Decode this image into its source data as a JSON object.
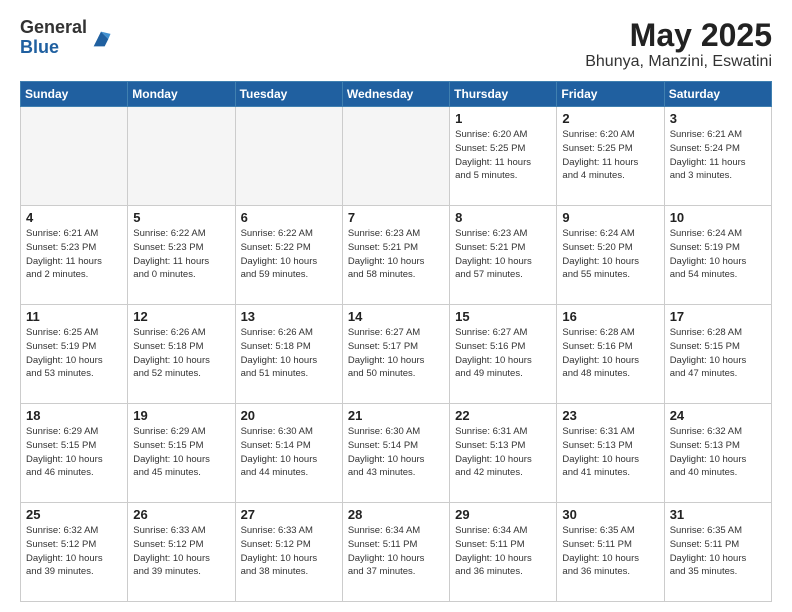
{
  "logo": {
    "general": "General",
    "blue": "Blue"
  },
  "header": {
    "title": "May 2025",
    "subtitle": "Bhunya, Manzini, Eswatini"
  },
  "weekdays": [
    "Sunday",
    "Monday",
    "Tuesday",
    "Wednesday",
    "Thursday",
    "Friday",
    "Saturday"
  ],
  "weeks": [
    [
      {
        "day": "",
        "info": ""
      },
      {
        "day": "",
        "info": ""
      },
      {
        "day": "",
        "info": ""
      },
      {
        "day": "",
        "info": ""
      },
      {
        "day": "1",
        "info": "Sunrise: 6:20 AM\nSunset: 5:25 PM\nDaylight: 11 hours\nand 5 minutes."
      },
      {
        "day": "2",
        "info": "Sunrise: 6:20 AM\nSunset: 5:25 PM\nDaylight: 11 hours\nand 4 minutes."
      },
      {
        "day": "3",
        "info": "Sunrise: 6:21 AM\nSunset: 5:24 PM\nDaylight: 11 hours\nand 3 minutes."
      }
    ],
    [
      {
        "day": "4",
        "info": "Sunrise: 6:21 AM\nSunset: 5:23 PM\nDaylight: 11 hours\nand 2 minutes."
      },
      {
        "day": "5",
        "info": "Sunrise: 6:22 AM\nSunset: 5:23 PM\nDaylight: 11 hours\nand 0 minutes."
      },
      {
        "day": "6",
        "info": "Sunrise: 6:22 AM\nSunset: 5:22 PM\nDaylight: 10 hours\nand 59 minutes."
      },
      {
        "day": "7",
        "info": "Sunrise: 6:23 AM\nSunset: 5:21 PM\nDaylight: 10 hours\nand 58 minutes."
      },
      {
        "day": "8",
        "info": "Sunrise: 6:23 AM\nSunset: 5:21 PM\nDaylight: 10 hours\nand 57 minutes."
      },
      {
        "day": "9",
        "info": "Sunrise: 6:24 AM\nSunset: 5:20 PM\nDaylight: 10 hours\nand 55 minutes."
      },
      {
        "day": "10",
        "info": "Sunrise: 6:24 AM\nSunset: 5:19 PM\nDaylight: 10 hours\nand 54 minutes."
      }
    ],
    [
      {
        "day": "11",
        "info": "Sunrise: 6:25 AM\nSunset: 5:19 PM\nDaylight: 10 hours\nand 53 minutes."
      },
      {
        "day": "12",
        "info": "Sunrise: 6:26 AM\nSunset: 5:18 PM\nDaylight: 10 hours\nand 52 minutes."
      },
      {
        "day": "13",
        "info": "Sunrise: 6:26 AM\nSunset: 5:18 PM\nDaylight: 10 hours\nand 51 minutes."
      },
      {
        "day": "14",
        "info": "Sunrise: 6:27 AM\nSunset: 5:17 PM\nDaylight: 10 hours\nand 50 minutes."
      },
      {
        "day": "15",
        "info": "Sunrise: 6:27 AM\nSunset: 5:16 PM\nDaylight: 10 hours\nand 49 minutes."
      },
      {
        "day": "16",
        "info": "Sunrise: 6:28 AM\nSunset: 5:16 PM\nDaylight: 10 hours\nand 48 minutes."
      },
      {
        "day": "17",
        "info": "Sunrise: 6:28 AM\nSunset: 5:15 PM\nDaylight: 10 hours\nand 47 minutes."
      }
    ],
    [
      {
        "day": "18",
        "info": "Sunrise: 6:29 AM\nSunset: 5:15 PM\nDaylight: 10 hours\nand 46 minutes."
      },
      {
        "day": "19",
        "info": "Sunrise: 6:29 AM\nSunset: 5:15 PM\nDaylight: 10 hours\nand 45 minutes."
      },
      {
        "day": "20",
        "info": "Sunrise: 6:30 AM\nSunset: 5:14 PM\nDaylight: 10 hours\nand 44 minutes."
      },
      {
        "day": "21",
        "info": "Sunrise: 6:30 AM\nSunset: 5:14 PM\nDaylight: 10 hours\nand 43 minutes."
      },
      {
        "day": "22",
        "info": "Sunrise: 6:31 AM\nSunset: 5:13 PM\nDaylight: 10 hours\nand 42 minutes."
      },
      {
        "day": "23",
        "info": "Sunrise: 6:31 AM\nSunset: 5:13 PM\nDaylight: 10 hours\nand 41 minutes."
      },
      {
        "day": "24",
        "info": "Sunrise: 6:32 AM\nSunset: 5:13 PM\nDaylight: 10 hours\nand 40 minutes."
      }
    ],
    [
      {
        "day": "25",
        "info": "Sunrise: 6:32 AM\nSunset: 5:12 PM\nDaylight: 10 hours\nand 39 minutes."
      },
      {
        "day": "26",
        "info": "Sunrise: 6:33 AM\nSunset: 5:12 PM\nDaylight: 10 hours\nand 39 minutes."
      },
      {
        "day": "27",
        "info": "Sunrise: 6:33 AM\nSunset: 5:12 PM\nDaylight: 10 hours\nand 38 minutes."
      },
      {
        "day": "28",
        "info": "Sunrise: 6:34 AM\nSunset: 5:11 PM\nDaylight: 10 hours\nand 37 minutes."
      },
      {
        "day": "29",
        "info": "Sunrise: 6:34 AM\nSunset: 5:11 PM\nDaylight: 10 hours\nand 36 minutes."
      },
      {
        "day": "30",
        "info": "Sunrise: 6:35 AM\nSunset: 5:11 PM\nDaylight: 10 hours\nand 36 minutes."
      },
      {
        "day": "31",
        "info": "Sunrise: 6:35 AM\nSunset: 5:11 PM\nDaylight: 10 hours\nand 35 minutes."
      }
    ]
  ]
}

### [The exercise]
Reproduce all the entries that precede this task, word for word, minus any pictures.

### [Exercise response]
Decode this image into its source data as a JSON object.
{
  "logo": {
    "general": "General",
    "blue": "Blue"
  },
  "header": {
    "title": "May 2025",
    "subtitle": "Bhunya, Manzini, Eswatini"
  },
  "weekdays": [
    "Sunday",
    "Monday",
    "Tuesday",
    "Wednesday",
    "Thursday",
    "Friday",
    "Saturday"
  ],
  "weeks": [
    [
      {
        "day": "",
        "info": ""
      },
      {
        "day": "",
        "info": ""
      },
      {
        "day": "",
        "info": ""
      },
      {
        "day": "",
        "info": ""
      },
      {
        "day": "1",
        "info": "Sunrise: 6:20 AM\nSunset: 5:25 PM\nDaylight: 11 hours\nand 5 minutes."
      },
      {
        "day": "2",
        "info": "Sunrise: 6:20 AM\nSunset: 5:25 PM\nDaylight: 11 hours\nand 4 minutes."
      },
      {
        "day": "3",
        "info": "Sunrise: 6:21 AM\nSunset: 5:24 PM\nDaylight: 11 hours\nand 3 minutes."
      }
    ],
    [
      {
        "day": "4",
        "info": "Sunrise: 6:21 AM\nSunset: 5:23 PM\nDaylight: 11 hours\nand 2 minutes."
      },
      {
        "day": "5",
        "info": "Sunrise: 6:22 AM\nSunset: 5:23 PM\nDaylight: 11 hours\nand 0 minutes."
      },
      {
        "day": "6",
        "info": "Sunrise: 6:22 AM\nSunset: 5:22 PM\nDaylight: 10 hours\nand 59 minutes."
      },
      {
        "day": "7",
        "info": "Sunrise: 6:23 AM\nSunset: 5:21 PM\nDaylight: 10 hours\nand 58 minutes."
      },
      {
        "day": "8",
        "info": "Sunrise: 6:23 AM\nSunset: 5:21 PM\nDaylight: 10 hours\nand 57 minutes."
      },
      {
        "day": "9",
        "info": "Sunrise: 6:24 AM\nSunset: 5:20 PM\nDaylight: 10 hours\nand 55 minutes."
      },
      {
        "day": "10",
        "info": "Sunrise: 6:24 AM\nSunset: 5:19 PM\nDaylight: 10 hours\nand 54 minutes."
      }
    ],
    [
      {
        "day": "11",
        "info": "Sunrise: 6:25 AM\nSunset: 5:19 PM\nDaylight: 10 hours\nand 53 minutes."
      },
      {
        "day": "12",
        "info": "Sunrise: 6:26 AM\nSunset: 5:18 PM\nDaylight: 10 hours\nand 52 minutes."
      },
      {
        "day": "13",
        "info": "Sunrise: 6:26 AM\nSunset: 5:18 PM\nDaylight: 10 hours\nand 51 minutes."
      },
      {
        "day": "14",
        "info": "Sunrise: 6:27 AM\nSunset: 5:17 PM\nDaylight: 10 hours\nand 50 minutes."
      },
      {
        "day": "15",
        "info": "Sunrise: 6:27 AM\nSunset: 5:16 PM\nDaylight: 10 hours\nand 49 minutes."
      },
      {
        "day": "16",
        "info": "Sunrise: 6:28 AM\nSunset: 5:16 PM\nDaylight: 10 hours\nand 48 minutes."
      },
      {
        "day": "17",
        "info": "Sunrise: 6:28 AM\nSunset: 5:15 PM\nDaylight: 10 hours\nand 47 minutes."
      }
    ],
    [
      {
        "day": "18",
        "info": "Sunrise: 6:29 AM\nSunset: 5:15 PM\nDaylight: 10 hours\nand 46 minutes."
      },
      {
        "day": "19",
        "info": "Sunrise: 6:29 AM\nSunset: 5:15 PM\nDaylight: 10 hours\nand 45 minutes."
      },
      {
        "day": "20",
        "info": "Sunrise: 6:30 AM\nSunset: 5:14 PM\nDaylight: 10 hours\nand 44 minutes."
      },
      {
        "day": "21",
        "info": "Sunrise: 6:30 AM\nSunset: 5:14 PM\nDaylight: 10 hours\nand 43 minutes."
      },
      {
        "day": "22",
        "info": "Sunrise: 6:31 AM\nSunset: 5:13 PM\nDaylight: 10 hours\nand 42 minutes."
      },
      {
        "day": "23",
        "info": "Sunrise: 6:31 AM\nSunset: 5:13 PM\nDaylight: 10 hours\nand 41 minutes."
      },
      {
        "day": "24",
        "info": "Sunrise: 6:32 AM\nSunset: 5:13 PM\nDaylight: 10 hours\nand 40 minutes."
      }
    ],
    [
      {
        "day": "25",
        "info": "Sunrise: 6:32 AM\nSunset: 5:12 PM\nDaylight: 10 hours\nand 39 minutes."
      },
      {
        "day": "26",
        "info": "Sunrise: 6:33 AM\nSunset: 5:12 PM\nDaylight: 10 hours\nand 39 minutes."
      },
      {
        "day": "27",
        "info": "Sunrise: 6:33 AM\nSunset: 5:12 PM\nDaylight: 10 hours\nand 38 minutes."
      },
      {
        "day": "28",
        "info": "Sunrise: 6:34 AM\nSunset: 5:11 PM\nDaylight: 10 hours\nand 37 minutes."
      },
      {
        "day": "29",
        "info": "Sunrise: 6:34 AM\nSunset: 5:11 PM\nDaylight: 10 hours\nand 36 minutes."
      },
      {
        "day": "30",
        "info": "Sunrise: 6:35 AM\nSunset: 5:11 PM\nDaylight: 10 hours\nand 36 minutes."
      },
      {
        "day": "31",
        "info": "Sunrise: 6:35 AM\nSunset: 5:11 PM\nDaylight: 10 hours\nand 35 minutes."
      }
    ]
  ]
}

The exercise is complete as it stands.